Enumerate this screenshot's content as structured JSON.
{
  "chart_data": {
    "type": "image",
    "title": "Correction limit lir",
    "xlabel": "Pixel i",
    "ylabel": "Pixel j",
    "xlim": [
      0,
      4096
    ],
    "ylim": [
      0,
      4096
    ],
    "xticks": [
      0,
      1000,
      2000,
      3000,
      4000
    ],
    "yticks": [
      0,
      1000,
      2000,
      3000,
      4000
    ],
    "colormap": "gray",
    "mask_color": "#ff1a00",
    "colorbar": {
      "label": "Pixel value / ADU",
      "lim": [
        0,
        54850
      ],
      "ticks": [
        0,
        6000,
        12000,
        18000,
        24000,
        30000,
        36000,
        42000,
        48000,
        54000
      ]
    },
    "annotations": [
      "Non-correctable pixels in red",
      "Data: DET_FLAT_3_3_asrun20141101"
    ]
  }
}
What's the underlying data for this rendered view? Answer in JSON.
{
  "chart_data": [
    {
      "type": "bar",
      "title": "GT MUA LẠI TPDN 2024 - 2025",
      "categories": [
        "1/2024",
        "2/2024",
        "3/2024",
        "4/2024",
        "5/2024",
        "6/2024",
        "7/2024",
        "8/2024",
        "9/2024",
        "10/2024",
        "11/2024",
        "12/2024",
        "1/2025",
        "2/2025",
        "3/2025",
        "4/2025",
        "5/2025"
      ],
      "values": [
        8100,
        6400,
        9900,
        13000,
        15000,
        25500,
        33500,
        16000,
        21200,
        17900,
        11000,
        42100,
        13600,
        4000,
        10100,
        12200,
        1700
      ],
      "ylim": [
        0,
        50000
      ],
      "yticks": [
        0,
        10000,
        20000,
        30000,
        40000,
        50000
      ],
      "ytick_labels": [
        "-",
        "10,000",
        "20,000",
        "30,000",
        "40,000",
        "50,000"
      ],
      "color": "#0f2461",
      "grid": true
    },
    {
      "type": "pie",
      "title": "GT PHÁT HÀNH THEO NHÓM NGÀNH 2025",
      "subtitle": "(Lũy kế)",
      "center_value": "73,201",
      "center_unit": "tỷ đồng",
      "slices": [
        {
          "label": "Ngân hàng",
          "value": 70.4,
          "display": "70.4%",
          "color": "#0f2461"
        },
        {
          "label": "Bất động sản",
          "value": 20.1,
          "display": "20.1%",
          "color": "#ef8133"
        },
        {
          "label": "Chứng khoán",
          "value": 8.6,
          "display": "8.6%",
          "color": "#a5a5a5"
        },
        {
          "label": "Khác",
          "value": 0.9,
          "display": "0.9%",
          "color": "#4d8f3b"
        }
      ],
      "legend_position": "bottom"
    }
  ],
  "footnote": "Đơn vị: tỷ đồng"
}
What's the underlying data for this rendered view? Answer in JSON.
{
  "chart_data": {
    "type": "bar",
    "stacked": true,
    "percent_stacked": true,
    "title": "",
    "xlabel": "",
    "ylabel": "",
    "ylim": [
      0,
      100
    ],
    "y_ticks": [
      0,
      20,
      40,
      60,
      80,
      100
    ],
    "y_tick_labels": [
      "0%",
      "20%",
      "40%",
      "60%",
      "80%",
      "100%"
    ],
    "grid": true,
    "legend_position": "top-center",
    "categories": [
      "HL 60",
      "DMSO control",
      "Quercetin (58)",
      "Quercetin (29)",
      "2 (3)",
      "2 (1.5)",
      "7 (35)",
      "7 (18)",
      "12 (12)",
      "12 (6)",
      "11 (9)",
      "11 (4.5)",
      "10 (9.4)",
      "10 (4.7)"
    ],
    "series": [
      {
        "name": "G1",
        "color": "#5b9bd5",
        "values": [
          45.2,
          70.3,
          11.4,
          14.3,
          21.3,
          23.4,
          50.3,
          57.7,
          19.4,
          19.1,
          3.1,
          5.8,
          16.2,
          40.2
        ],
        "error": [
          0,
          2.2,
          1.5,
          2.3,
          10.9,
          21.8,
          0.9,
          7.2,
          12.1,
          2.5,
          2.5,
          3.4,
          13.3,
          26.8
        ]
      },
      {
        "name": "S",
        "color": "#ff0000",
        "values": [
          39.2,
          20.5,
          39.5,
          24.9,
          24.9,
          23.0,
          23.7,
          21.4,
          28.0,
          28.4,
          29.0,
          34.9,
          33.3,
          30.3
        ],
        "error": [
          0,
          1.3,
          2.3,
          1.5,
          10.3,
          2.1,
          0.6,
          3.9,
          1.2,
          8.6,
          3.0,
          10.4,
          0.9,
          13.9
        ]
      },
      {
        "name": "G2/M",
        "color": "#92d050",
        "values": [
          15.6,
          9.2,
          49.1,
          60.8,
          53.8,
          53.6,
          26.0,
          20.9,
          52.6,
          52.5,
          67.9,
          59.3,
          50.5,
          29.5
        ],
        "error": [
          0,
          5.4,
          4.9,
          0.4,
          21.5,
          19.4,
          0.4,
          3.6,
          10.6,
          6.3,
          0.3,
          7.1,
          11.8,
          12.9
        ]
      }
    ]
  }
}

■ ■ ■

> DESCRIPTION OF THE TASK
Go through the listing and copy all of it exactly.

> RESPONSE
Enumerate this screenshot's content as structured JSON.
{
  "chart_data": {
    "type": "image",
    "title": "Correction limit lir",
    "xlabel": "Pixel i",
    "ylabel": "Pixel j",
    "xlim": [
      0,
      4096
    ],
    "ylim": [
      0,
      4096
    ],
    "xticks": [
      0,
      1000,
      2000,
      3000,
      4000
    ],
    "yticks": [
      0,
      1000,
      2000,
      3000,
      4000
    ],
    "colormap": "gray",
    "mask_color": "#ff1a00",
    "colorbar": {
      "label": "Pixel value / ADU",
      "lim": [
        0,
        54850
      ],
      "ticks": [
        0,
        6000,
        12000,
        18000,
        24000,
        30000,
        36000,
        42000,
        48000,
        54000
      ]
    },
    "annotations": [
      "Non-correctable pixels in red",
      "Data: DET_FLAT_3_3_asrun20141101"
    ]
  }
}
What's the underlying data for this rendered view? Answer in JSON.
{
  "chart_data": [
    {
      "type": "bar",
      "title": "GT MUA LẠI TPDN 2024 - 2025",
      "categories": [
        "1/2024",
        "2/2024",
        "3/2024",
        "4/2024",
        "5/2024",
        "6/2024",
        "7/2024",
        "8/2024",
        "9/2024",
        "10/2024",
        "11/2024",
        "12/2024",
        "1/2025",
        "2/2025",
        "3/2025",
        "4/2025",
        "5/2025"
      ],
      "values": [
        8100,
        6400,
        9900,
        13000,
        15000,
        25500,
        33500,
        16000,
        21200,
        17900,
        11000,
        42100,
        13600,
        4000,
        10100,
        12200,
        1700
      ],
      "ylim": [
        0,
        50000
      ],
      "yticks": [
        0,
        10000,
        20000,
        30000,
        40000,
        50000
      ],
      "ytick_labels": [
        "-",
        "10,000",
        "20,000",
        "30,000",
        "40,000",
        "50,000"
      ],
      "color": "#0f2461",
      "grid": true
    },
    {
      "type": "pie",
      "title": "GT PHÁT HÀNH THEO NHÓM NGÀNH 2025",
      "subtitle": "(Lũy kế)",
      "center_value": "73,201",
      "center_unit": "tỷ đồng",
      "slices": [
        {
          "label": "Ngân hàng",
          "value": 70.4,
          "display": "70.4%",
          "color": "#0f2461"
        },
        {
          "label": "Bất động sản",
          "value": 20.1,
          "display": "20.1%",
          "color": "#ef8133"
        },
        {
          "label": "Chứng khoán",
          "value": 8.6,
          "display": "8.6%",
          "color": "#a5a5a5"
        },
        {
          "label": "Khác",
          "value": 0.9,
          "display": "0.9%",
          "color": "#4d8f3b"
        }
      ],
      "legend_position": "bottom"
    }
  ],
  "footnote": "Đơn vị: tỷ đồng"
}
What's the underlying data for this rendered view? Answer in JSON.
{
  "chart_data": {
    "type": "bar",
    "stacked": true,
    "percent_stacked": true,
    "title": "",
    "xlabel": "",
    "ylabel": "",
    "ylim": [
      0,
      100
    ],
    "y_ticks": [
      0,
      20,
      40,
      60,
      80,
      100
    ],
    "y_tick_labels": [
      "0%",
      "20%",
      "40%",
      "60%",
      "80%",
      "100%"
    ],
    "grid": true,
    "legend_position": "top-center",
    "categories": [
      "HL 60",
      "DMSO control",
      "Quercetin (58)",
      "Quercetin (29)",
      "2 (3)",
      "2 (1.5)",
      "7 (35)",
      "7 (18)",
      "12 (12)",
      "12 (6)",
      "11 (9)",
      "11 (4.5)",
      "10 (9.4)",
      "10 (4.7)"
    ],
    "series": [
      {
        "name": "G1",
        "color": "#5b9bd5",
        "values": [
          45.2,
          70.3,
          11.4,
          14.3,
          21.3,
          23.4,
          50.3,
          57.7,
          19.4,
          19.1,
          3.1,
          5.8,
          16.2,
          40.2
        ],
        "error": [
          0,
          2.2,
          1.5,
          2.3,
          10.9,
          21.8,
          0.9,
          7.2,
          12.1,
          2.5,
          2.5,
          3.4,
          13.3,
          26.8
        ]
      },
      {
        "name": "S",
        "color": "#ff0000",
        "values": [
          39.2,
          20.5,
          39.5,
          24.9,
          24.9,
          23.0,
          23.7,
          21.4,
          28.0,
          28.4,
          29.0,
          34.9,
          33.3,
          30.3
        ],
        "error": [
          0,
          1.3,
          2.3,
          1.5,
          10.3,
          2.1,
          0.6,
          3.9,
          1.2,
          8.6,
          3.0,
          10.4,
          0.9,
          13.9
        ]
      },
      {
        "name": "G2/M",
        "color": "#92d050",
        "values": [
          15.6,
          9.2,
          49.1,
          60.8,
          53.8,
          53.6,
          26.0,
          20.9,
          52.6,
          52.5,
          67.9,
          59.3,
          50.5,
          29.5
        ],
        "error": [
          0,
          5.4,
          4.9,
          0.4,
          21.5,
          19.4,
          0.4,
          3.6,
          10.6,
          6.3,
          0.3,
          7.1,
          11.8,
          12.9
        ]
      }
    ]
  }
}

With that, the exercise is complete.